▸ WRITTEN EXERCISE: Gather up all lines that carry the word "this".
+ + +
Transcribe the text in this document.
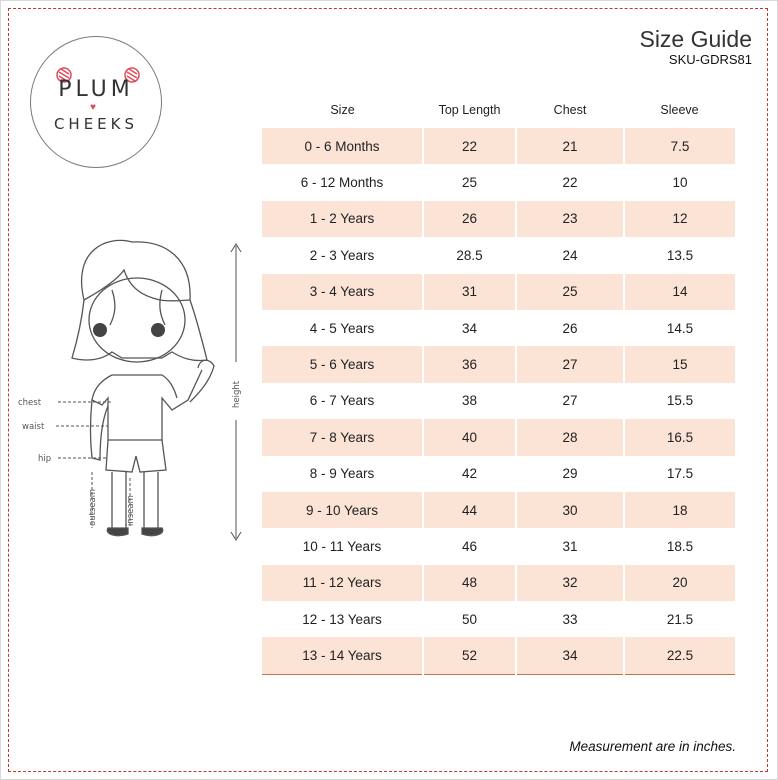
PLUM
♥
CHEEKS
Size Guide
SKU-GDRS81
chest
waist
hip
outseam	inseam
height
Size	Top Length	Chest	Sleeve
0 - 6 Months	22	21	7.5
6 - 12 Months	25	22	10
1 - 2 Years	26	23	12
2 - 3 Years	28.5	24	13.5
3 - 4 Years	31	25	14
4 - 5 Years	34	26	14.5
5 - 6 Years	36	27	15
6 - 7 Years	38	27	15.5
7 - 8 Years	40	28	16.5
8 - 9 Years	42	29	17.5
9 - 10 Years	44	30	18
10 - 11 Years	46	31	18.5
11 - 12 Years	48	32	20
12 - 13 Years	50	33	21.5
13 - 14 Years	52	34	22.5
Measurement are in inches.
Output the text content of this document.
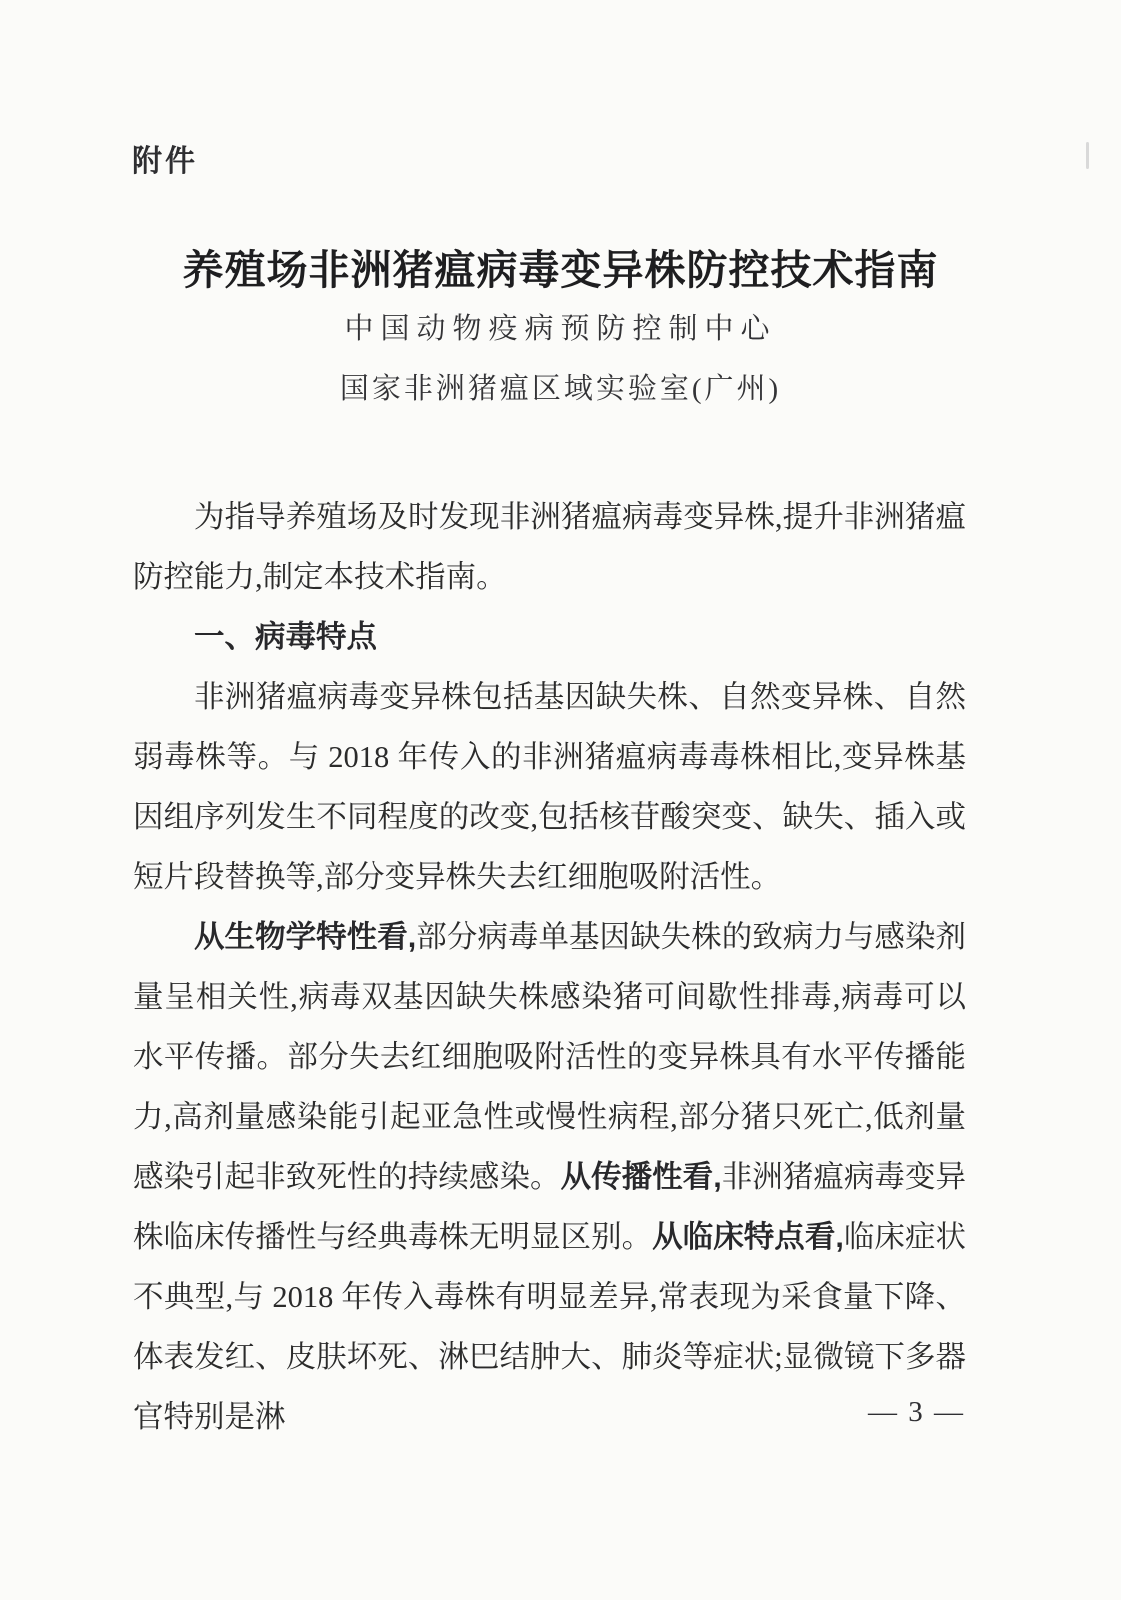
附件
养殖场非洲猪瘟病毒变异株防控技术指南
中国动物疫病预防控制中心
国家非洲猪瘟区域实验室(广州)

为指导养殖场及时发现非洲猪瘟病毒变异株,提升非洲猪瘟防控能力,制定本技术指南。

一、病毒特点

非洲猪瘟病毒变异株包括基因缺失株、自然变异株、自然弱毒株等。与 2018 年传入的非洲猪瘟病毒毒株相比,变异株基因组序列发生不同程度的改变,包括核苷酸突变、缺失、插入或短片段替换等,部分变异株失去红细胞吸附活性。

从生物学特性看,部分病毒单基因缺失株的致病力与感染剂量呈相关性,病毒双基因缺失株感染猪可间歇性排毒,病毒可以水平传播。部分失去红细胞吸附活性的变异株具有水平传播能力,高剂量感染能引起亚急性或慢性病程,部分猪只死亡,低剂量感染引起非致死性的持续感染。从传播性看,非洲猪瘟病毒变异株临床传播性与经典毒株无明显区别。从临床特点看,临床症状不典型,与 2018 年传入毒株有明显差异,常表现为采食量下降、体表发红、皮肤坏死、淋巴结肿大、肺炎等症状;显微镜下多器官特别是淋	— 3 —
+ + +
▸ THE SOLUTION:
Transcribe the text in this document.
Output the text content of this document.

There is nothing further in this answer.